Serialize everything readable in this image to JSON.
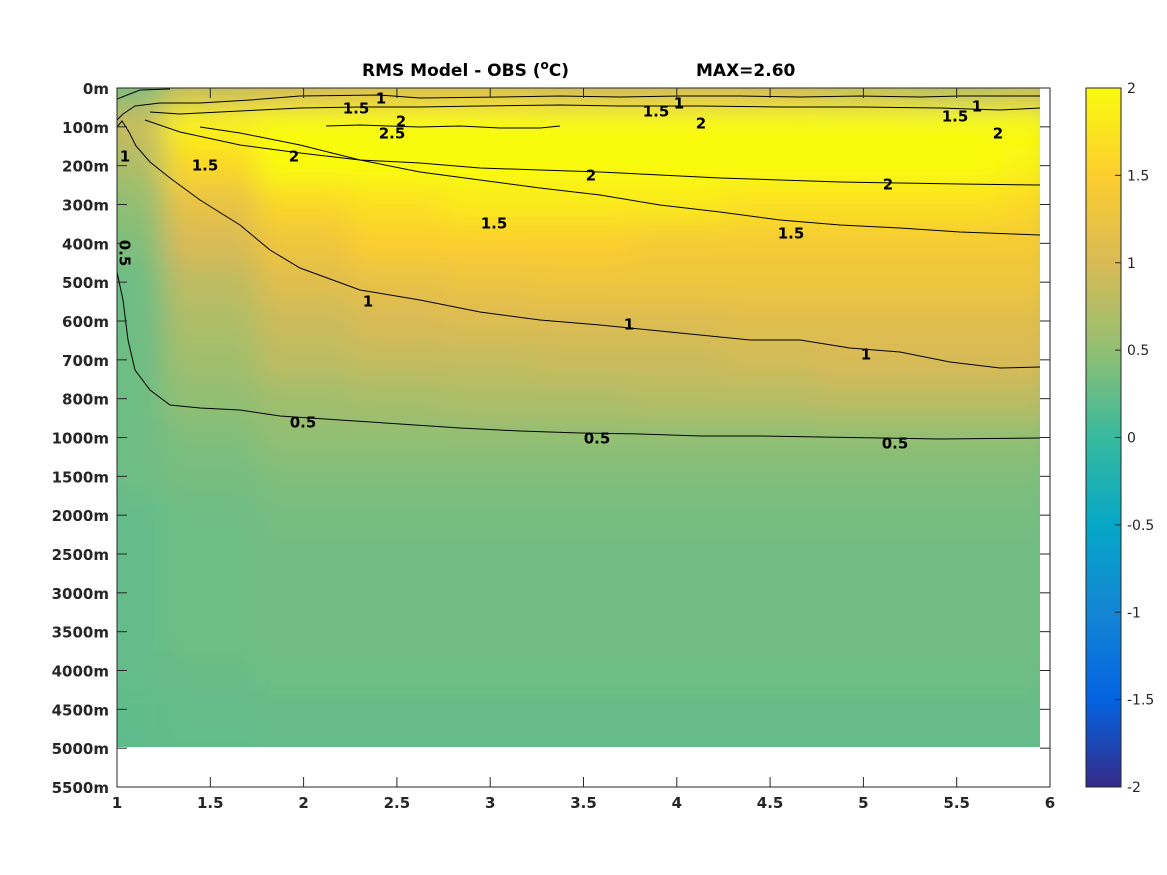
{
  "chart_data": {
    "type": "heatmap",
    "title": "RMS Model - OBS (",
    "title_unit": "o",
    "title_suffix": "C)",
    "max_text": "MAX=2.60",
    "xlim": [
      1,
      6
    ],
    "x_ticks": [
      "1",
      "1.5",
      "2",
      "2.5",
      "3",
      "3.5",
      "4",
      "4.5",
      "5",
      "5.5",
      "6"
    ],
    "y_ticks": [
      "0m",
      "100m",
      "200m",
      "300m",
      "400m",
      "500m",
      "600m",
      "700m",
      "800m",
      "1000m",
      "1500m",
      "2000m",
      "2500m",
      "3000m",
      "3500m",
      "4000m",
      "4500m",
      "5000m",
      "5500m"
    ],
    "colorbar": {
      "range": [
        -2,
        2
      ],
      "ticks": [
        "2",
        "1.5",
        "1",
        "0.5",
        "0",
        "-0.5",
        "-1",
        "-1.5",
        "-2"
      ],
      "colormap": [
        "#352a87",
        "#0363e1",
        "#1485d4",
        "#06a7c6",
        "#38b99e",
        "#92bf73",
        "#d9ba56",
        "#fcce2e",
        "#f9fb0e"
      ]
    },
    "contour_levels": [
      "0.5",
      "1",
      "1.5",
      "2",
      "2.5"
    ],
    "x": [
      1,
      1.5,
      2,
      2.5,
      3,
      3.5,
      4,
      4.5,
      5,
      5.5,
      6
    ],
    "depth_levels": [
      "0m",
      "100m",
      "200m",
      "300m",
      "400m",
      "500m",
      "600m",
      "700m",
      "800m",
      "1000m",
      "1500m",
      "2000m",
      "2500m",
      "3000m",
      "3500m",
      "4000m",
      "4500m",
      "5000m"
    ],
    "values": [
      [
        0.4,
        0.9,
        1.0,
        1.1,
        1.1,
        1.0,
        1.0,
        1.0,
        0.9,
        0.8,
        0.9
      ],
      [
        0.9,
        1.9,
        2.3,
        2.6,
        2.5,
        2.4,
        2.3,
        2.3,
        2.2,
        2.1,
        2.0
      ],
      [
        0.7,
        1.6,
        2.0,
        2.2,
        2.3,
        2.2,
        2.2,
        2.1,
        2.0,
        2.0,
        1.9
      ],
      [
        0.5,
        1.2,
        1.6,
        1.7,
        1.8,
        1.8,
        1.8,
        1.7,
        1.7,
        1.7,
        1.6
      ],
      [
        0.4,
        1.0,
        1.3,
        1.5,
        1.5,
        1.5,
        1.4,
        1.4,
        1.4,
        1.4,
        1.4
      ],
      [
        0.3,
        0.8,
        1.1,
        1.2,
        1.25,
        1.3,
        1.3,
        1.3,
        1.3,
        1.3,
        1.3
      ],
      [
        0.3,
        0.7,
        0.9,
        1.0,
        1.05,
        1.05,
        1.05,
        1.1,
        1.1,
        1.1,
        1.1
      ],
      [
        0.3,
        0.6,
        0.8,
        0.85,
        0.85,
        0.9,
        0.9,
        0.95,
        1.0,
        1.0,
        1.0
      ],
      [
        0.3,
        0.5,
        0.6,
        0.65,
        0.7,
        0.7,
        0.75,
        0.75,
        0.8,
        0.8,
        0.8
      ],
      [
        0.3,
        0.4,
        0.5,
        0.5,
        0.5,
        0.5,
        0.5,
        0.5,
        0.5,
        0.5,
        0.5
      ],
      [
        0.3,
        0.35,
        0.4,
        0.4,
        0.4,
        0.4,
        0.4,
        0.4,
        0.4,
        0.4,
        0.4
      ],
      [
        0.25,
        0.3,
        0.35,
        0.35,
        0.35,
        0.35,
        0.35,
        0.35,
        0.35,
        0.35,
        0.35
      ],
      [
        0.25,
        0.3,
        0.32,
        0.32,
        0.32,
        0.32,
        0.32,
        0.32,
        0.32,
        0.32,
        0.32
      ],
      [
        0.25,
        0.3,
        0.32,
        0.32,
        0.32,
        0.32,
        0.32,
        0.32,
        0.32,
        0.32,
        0.32
      ],
      [
        0.25,
        0.3,
        0.32,
        0.32,
        0.32,
        0.32,
        0.32,
        0.32,
        0.32,
        0.32,
        0.32
      ],
      [
        0.25,
        0.28,
        0.3,
        0.3,
        0.3,
        0.3,
        0.3,
        0.3,
        0.3,
        0.3,
        0.3
      ],
      [
        0.22,
        0.25,
        0.27,
        0.27,
        0.27,
        0.27,
        0.27,
        0.27,
        0.27,
        0.27,
        0.27
      ],
      [
        0.22,
        0.24,
        0.25,
        0.25,
        0.25,
        0.25,
        0.25,
        0.25,
        0.25,
        0.25,
        0.25
      ]
    ],
    "grid": false,
    "legend": "colorbar-right"
  }
}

..........

* **Exercise instructions**: Repeat the material verbatim. Do not carry over any picture.

* **Answer for the task**:
Serialize everything readable in this image to JSON.
{
  "chart_data": {
    "type": "heatmap",
    "title": "RMS Model - OBS (",
    "title_unit": "o",
    "title_suffix": "C)",
    "max_text": "MAX=2.60",
    "xlim": [
      1,
      6
    ],
    "x_ticks": [
      "1",
      "1.5",
      "2",
      "2.5",
      "3",
      "3.5",
      "4",
      "4.5",
      "5",
      "5.5",
      "6"
    ],
    "y_ticks": [
      "0m",
      "100m",
      "200m",
      "300m",
      "400m",
      "500m",
      "600m",
      "700m",
      "800m",
      "1000m",
      "1500m",
      "2000m",
      "2500m",
      "3000m",
      "3500m",
      "4000m",
      "4500m",
      "5000m",
      "5500m"
    ],
    "colorbar": {
      "range": [
        -2,
        2
      ],
      "ticks": [
        "2",
        "1.5",
        "1",
        "0.5",
        "0",
        "-0.5",
        "-1",
        "-1.5",
        "-2"
      ],
      "colormap": [
        "#352a87",
        "#0363e1",
        "#1485d4",
        "#06a7c6",
        "#38b99e",
        "#92bf73",
        "#d9ba56",
        "#fcce2e",
        "#f9fb0e"
      ]
    },
    "contour_levels": [
      "0.5",
      "1",
      "1.5",
      "2",
      "2.5"
    ],
    "x": [
      1,
      1.5,
      2,
      2.5,
      3,
      3.5,
      4,
      4.5,
      5,
      5.5,
      6
    ],
    "depth_levels": [
      "0m",
      "100m",
      "200m",
      "300m",
      "400m",
      "500m",
      "600m",
      "700m",
      "800m",
      "1000m",
      "1500m",
      "2000m",
      "2500m",
      "3000m",
      "3500m",
      "4000m",
      "4500m",
      "5000m"
    ],
    "values": [
      [
        0.4,
        0.9,
        1.0,
        1.1,
        1.1,
        1.0,
        1.0,
        1.0,
        0.9,
        0.8,
        0.9
      ],
      [
        0.9,
        1.9,
        2.3,
        2.6,
        2.5,
        2.4,
        2.3,
        2.3,
        2.2,
        2.1,
        2.0
      ],
      [
        0.7,
        1.6,
        2.0,
        2.2,
        2.3,
        2.2,
        2.2,
        2.1,
        2.0,
        2.0,
        1.9
      ],
      [
        0.5,
        1.2,
        1.6,
        1.7,
        1.8,
        1.8,
        1.8,
        1.7,
        1.7,
        1.7,
        1.6
      ],
      [
        0.4,
        1.0,
        1.3,
        1.5,
        1.5,
        1.5,
        1.4,
        1.4,
        1.4,
        1.4,
        1.4
      ],
      [
        0.3,
        0.8,
        1.1,
        1.2,
        1.25,
        1.3,
        1.3,
        1.3,
        1.3,
        1.3,
        1.3
      ],
      [
        0.3,
        0.7,
        0.9,
        1.0,
        1.05,
        1.05,
        1.05,
        1.1,
        1.1,
        1.1,
        1.1
      ],
      [
        0.3,
        0.6,
        0.8,
        0.85,
        0.85,
        0.9,
        0.9,
        0.95,
        1.0,
        1.0,
        1.0
      ],
      [
        0.3,
        0.5,
        0.6,
        0.65,
        0.7,
        0.7,
        0.75,
        0.75,
        0.8,
        0.8,
        0.8
      ],
      [
        0.3,
        0.4,
        0.5,
        0.5,
        0.5,
        0.5,
        0.5,
        0.5,
        0.5,
        0.5,
        0.5
      ],
      [
        0.3,
        0.35,
        0.4,
        0.4,
        0.4,
        0.4,
        0.4,
        0.4,
        0.4,
        0.4,
        0.4
      ],
      [
        0.25,
        0.3,
        0.35,
        0.35,
        0.35,
        0.35,
        0.35,
        0.35,
        0.35,
        0.35,
        0.35
      ],
      [
        0.25,
        0.3,
        0.32,
        0.32,
        0.32,
        0.32,
        0.32,
        0.32,
        0.32,
        0.32,
        0.32
      ],
      [
        0.25,
        0.3,
        0.32,
        0.32,
        0.32,
        0.32,
        0.32,
        0.32,
        0.32,
        0.32,
        0.32
      ],
      [
        0.25,
        0.3,
        0.32,
        0.32,
        0.32,
        0.32,
        0.32,
        0.32,
        0.32,
        0.32,
        0.32
      ],
      [
        0.25,
        0.28,
        0.3,
        0.3,
        0.3,
        0.3,
        0.3,
        0.3,
        0.3,
        0.3,
        0.3
      ],
      [
        0.22,
        0.25,
        0.27,
        0.27,
        0.27,
        0.27,
        0.27,
        0.27,
        0.27,
        0.27,
        0.27
      ],
      [
        0.22,
        0.24,
        0.25,
        0.25,
        0.25,
        0.25,
        0.25,
        0.25,
        0.25,
        0.25,
        0.25
      ]
    ],
    "grid": false,
    "legend": "colorbar-right"
  }
}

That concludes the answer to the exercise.